Given exercise -
Count how many lines in the records below contain the string "Atkins", with case counting. Reply with the number alone.

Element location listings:
========================

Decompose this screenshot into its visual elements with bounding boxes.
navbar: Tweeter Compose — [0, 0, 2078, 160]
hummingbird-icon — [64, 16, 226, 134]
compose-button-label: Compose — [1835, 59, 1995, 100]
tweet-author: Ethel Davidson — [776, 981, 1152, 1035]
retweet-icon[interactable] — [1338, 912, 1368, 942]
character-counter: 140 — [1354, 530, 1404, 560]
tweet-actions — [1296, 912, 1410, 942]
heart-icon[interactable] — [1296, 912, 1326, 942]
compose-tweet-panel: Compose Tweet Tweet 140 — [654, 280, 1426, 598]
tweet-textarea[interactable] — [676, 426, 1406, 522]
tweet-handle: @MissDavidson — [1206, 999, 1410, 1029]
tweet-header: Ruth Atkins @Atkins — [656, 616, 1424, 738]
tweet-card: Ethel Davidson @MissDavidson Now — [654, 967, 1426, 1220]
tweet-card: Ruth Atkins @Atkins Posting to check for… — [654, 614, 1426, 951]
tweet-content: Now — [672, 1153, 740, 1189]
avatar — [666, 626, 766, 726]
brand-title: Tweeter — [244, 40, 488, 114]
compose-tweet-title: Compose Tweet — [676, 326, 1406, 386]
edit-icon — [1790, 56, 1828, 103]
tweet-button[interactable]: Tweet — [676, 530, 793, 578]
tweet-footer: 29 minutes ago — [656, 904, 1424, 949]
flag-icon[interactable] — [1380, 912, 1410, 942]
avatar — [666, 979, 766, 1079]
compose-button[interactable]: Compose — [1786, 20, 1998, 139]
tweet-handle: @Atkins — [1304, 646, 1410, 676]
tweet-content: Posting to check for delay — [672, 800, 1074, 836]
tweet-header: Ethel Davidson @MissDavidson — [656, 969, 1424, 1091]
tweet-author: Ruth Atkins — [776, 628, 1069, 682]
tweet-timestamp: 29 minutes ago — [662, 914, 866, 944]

========================

Written reply -
4